To do: Without altering anything, output the material below.

Data extracted from a collection:
########################################
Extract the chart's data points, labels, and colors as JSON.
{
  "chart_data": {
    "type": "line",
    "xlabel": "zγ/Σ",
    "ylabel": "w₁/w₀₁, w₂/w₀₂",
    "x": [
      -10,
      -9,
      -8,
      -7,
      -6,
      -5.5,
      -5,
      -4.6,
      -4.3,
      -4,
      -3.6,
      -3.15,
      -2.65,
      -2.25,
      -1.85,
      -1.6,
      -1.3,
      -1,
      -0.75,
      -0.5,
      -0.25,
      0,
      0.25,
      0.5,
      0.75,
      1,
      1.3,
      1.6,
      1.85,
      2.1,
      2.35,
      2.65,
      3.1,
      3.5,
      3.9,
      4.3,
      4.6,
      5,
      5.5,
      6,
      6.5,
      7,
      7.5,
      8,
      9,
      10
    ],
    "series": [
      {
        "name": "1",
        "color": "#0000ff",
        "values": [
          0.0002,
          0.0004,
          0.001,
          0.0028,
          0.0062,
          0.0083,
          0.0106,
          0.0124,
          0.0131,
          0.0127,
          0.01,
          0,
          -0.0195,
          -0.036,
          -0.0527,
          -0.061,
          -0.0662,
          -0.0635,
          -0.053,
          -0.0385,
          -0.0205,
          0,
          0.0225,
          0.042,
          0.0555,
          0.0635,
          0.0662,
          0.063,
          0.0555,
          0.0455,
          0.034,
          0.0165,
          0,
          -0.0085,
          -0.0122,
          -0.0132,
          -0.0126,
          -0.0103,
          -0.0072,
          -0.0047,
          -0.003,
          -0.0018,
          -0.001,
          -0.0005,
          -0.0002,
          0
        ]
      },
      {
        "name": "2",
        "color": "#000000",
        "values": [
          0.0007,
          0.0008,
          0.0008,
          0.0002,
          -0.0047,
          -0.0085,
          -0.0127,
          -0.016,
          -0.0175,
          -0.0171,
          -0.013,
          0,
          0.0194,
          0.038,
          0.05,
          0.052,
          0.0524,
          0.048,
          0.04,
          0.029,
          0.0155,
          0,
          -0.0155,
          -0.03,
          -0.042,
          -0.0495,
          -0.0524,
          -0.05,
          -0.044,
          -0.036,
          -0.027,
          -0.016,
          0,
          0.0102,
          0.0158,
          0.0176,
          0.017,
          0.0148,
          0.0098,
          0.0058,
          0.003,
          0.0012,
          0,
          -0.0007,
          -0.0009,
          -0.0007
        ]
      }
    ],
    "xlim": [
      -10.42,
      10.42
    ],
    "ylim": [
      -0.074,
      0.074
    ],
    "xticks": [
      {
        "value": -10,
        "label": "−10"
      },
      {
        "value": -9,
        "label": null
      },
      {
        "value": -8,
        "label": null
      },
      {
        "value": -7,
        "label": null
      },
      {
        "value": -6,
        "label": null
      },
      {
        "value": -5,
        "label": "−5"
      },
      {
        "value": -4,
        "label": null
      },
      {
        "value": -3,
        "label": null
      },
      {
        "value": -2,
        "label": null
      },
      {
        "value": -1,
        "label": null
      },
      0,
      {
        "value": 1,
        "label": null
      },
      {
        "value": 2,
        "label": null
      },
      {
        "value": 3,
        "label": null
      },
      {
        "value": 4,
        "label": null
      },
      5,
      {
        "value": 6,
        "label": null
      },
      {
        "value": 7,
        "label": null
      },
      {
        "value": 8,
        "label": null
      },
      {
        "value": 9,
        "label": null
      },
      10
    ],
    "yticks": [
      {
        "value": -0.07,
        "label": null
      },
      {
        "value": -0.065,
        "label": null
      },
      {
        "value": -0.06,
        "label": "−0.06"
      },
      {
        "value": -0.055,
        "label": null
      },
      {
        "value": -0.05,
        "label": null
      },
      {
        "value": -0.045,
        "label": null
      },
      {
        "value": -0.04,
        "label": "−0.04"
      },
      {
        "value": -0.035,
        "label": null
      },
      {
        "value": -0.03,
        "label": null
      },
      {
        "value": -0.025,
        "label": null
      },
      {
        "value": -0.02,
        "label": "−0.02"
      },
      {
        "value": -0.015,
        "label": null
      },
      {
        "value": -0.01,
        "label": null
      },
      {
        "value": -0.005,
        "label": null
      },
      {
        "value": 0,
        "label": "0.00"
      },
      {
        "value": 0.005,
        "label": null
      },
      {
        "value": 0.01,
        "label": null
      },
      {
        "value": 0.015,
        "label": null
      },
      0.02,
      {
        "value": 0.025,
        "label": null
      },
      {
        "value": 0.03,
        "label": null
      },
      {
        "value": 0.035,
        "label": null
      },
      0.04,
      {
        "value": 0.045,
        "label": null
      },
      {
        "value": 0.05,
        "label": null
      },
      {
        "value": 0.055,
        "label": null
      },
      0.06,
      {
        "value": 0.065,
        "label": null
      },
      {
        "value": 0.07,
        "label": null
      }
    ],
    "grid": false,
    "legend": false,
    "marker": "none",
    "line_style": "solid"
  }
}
########################################
Correct result:
Extract the chart's data points, labels, and colors as JSON.
{
  "chart_data": {
    "type": "line",
    "xlabel": "zγ/Σ",
    "ylabel": "w₁/w₀₁, w₂/w₀₂",
    "x": [
      -10,
      -9,
      -8,
      -7,
      -6,
      -5.5,
      -5,
      -4.6,
      -4.3,
      -4,
      -3.6,
      -3.15,
      -2.65,
      -2.25,
      -1.85,
      -1.6,
      -1.3,
      -1,
      -0.75,
      -0.5,
      -0.25,
      0,
      0.25,
      0.5,
      0.75,
      1,
      1.3,
      1.6,
      1.85,
      2.1,
      2.35,
      2.65,
      3.1,
      3.5,
      3.9,
      4.3,
      4.6,
      5,
      5.5,
      6,
      6.5,
      7,
      7.5,
      8,
      9,
      10
    ],
    "series": [
      {
        "name": "1",
        "color": "#0000ff",
        "values": [
          0.0002,
          0.0004,
          0.001,
          0.0028,
          0.0062,
          0.0083,
          0.0106,
          0.0124,
          0.0131,
          0.0127,
          0.01,
          0,
          -0.0195,
          -0.036,
          -0.0527,
          -0.061,
          -0.0662,
          -0.0635,
          -0.053,
          -0.0385,
          -0.0205,
          0,
          0.0225,
          0.042,
          0.0555,
          0.0635,
          0.0662,
          0.063,
          0.0555,
          0.0455,
          0.034,
          0.0165,
          0,
          -0.0085,
          -0.0122,
          -0.0132,
          -0.0126,
          -0.0103,
          -0.0072,
          -0.0047,
          -0.003,
          -0.0018,
          -0.001,
          -0.0005,
          -0.0002,
          0
        ]
      },
      {
        "name": "2",
        "color": "#000000",
        "values": [
          0.0007,
          0.0008,
          0.0008,
          0.0002,
          -0.0047,
          -0.0085,
          -0.0127,
          -0.016,
          -0.0175,
          -0.0171,
          -0.013,
          0,
          0.0194,
          0.038,
          0.05,
          0.052,
          0.0524,
          0.048,
          0.04,
          0.029,
          0.0155,
          0,
          -0.0155,
          -0.03,
          -0.042,
          -0.0495,
          -0.0524,
          -0.05,
          -0.044,
          -0.036,
          -0.027,
          -0.016,
          0,
          0.0102,
          0.0158,
          0.0176,
          0.017,
          0.0148,
          0.0098,
          0.0058,
          0.003,
          0.0012,
          0,
          -0.0007,
          -0.0009,
          -0.0007
        ]
      }
    ],
    "xlim": [
      -10.42,
      10.42
    ],
    "ylim": [
      -0.074,
      0.074
    ],
    "xticks": [
      {
        "value": -10,
        "label": "−10"
      },
      {
        "value": -9,
        "label": null
      },
      {
        "value": -8,
        "label": null
      },
      {
        "value": -7,
        "label": null
      },
      {
        "value": -6,
        "label": null
      },
      {
        "value": -5,
        "label": "−5"
      },
      {
        "value": -4,
        "label": null
      },
      {
        "value": -3,
        "label": null
      },
      {
        "value": -2,
        "label": null
      },
      {
        "value": -1,
        "label": null
      },
      0,
      {
        "value": 1,
        "label": null
      },
      {
        "value": 2,
        "label": null
      },
      {
        "value": 3,
        "label": null
      },
      {
        "value": 4,
        "label": null
      },
      5,
      {
        "value": 6,
        "label": null
      },
      {
        "value": 7,
        "label": null
      },
      {
        "value": 8,
        "label": null
      },
      {
        "value": 9,
        "label": null
      },
      10
    ],
    "yticks": [
      {
        "value": -0.07,
        "label": null
      },
      {
        "value": -0.065,
        "label": null
      },
      {
        "value": -0.06,
        "label": "−0.06"
      },
      {
        "value": -0.055,
        "label": null
      },
      {
        "value": -0.05,
        "label": null
      },
      {
        "value": -0.045,
        "label": null
      },
      {
        "value": -0.04,
        "label": "−0.04"
      },
      {
        "value": -0.035,
        "label": null
      },
      {
        "value": -0.03,
        "label": null
      },
      {
        "value": -0.025,
        "label": null
      },
      {
        "value": -0.02,
        "label": "−0.02"
      },
      {
        "value": -0.015,
        "label": null
      },
      {
        "value": -0.01,
        "label": null
      },
      {
        "value": -0.005,
        "label": null
      },
      {
        "value": 0,
        "label": "0.00"
      },
      {
        "value": 0.005,
        "label": null
      },
      {
        "value": 0.01,
        "label": null
      },
      {
        "value": 0.015,
        "label": null
      },
      0.02,
      {
        "value": 0.025,
        "label": null
      },
      {
        "value": 0.03,
        "label": null
      },
      {
        "value": 0.035,
        "label": null
      },
      0.04,
      {
        "value": 0.045,
        "label": null
      },
      {
        "value": 0.05,
        "label": null
      },
      {
        "value": 0.055,
        "label": null
      },
      0.06,
      {
        "value": 0.065,
        "label": null
      },
      {
        "value": 0.07,
        "label": null
      }
    ],
    "grid": false,
    "legend": false,
    "marker": "none",
    "line_style": "solid"
  }
}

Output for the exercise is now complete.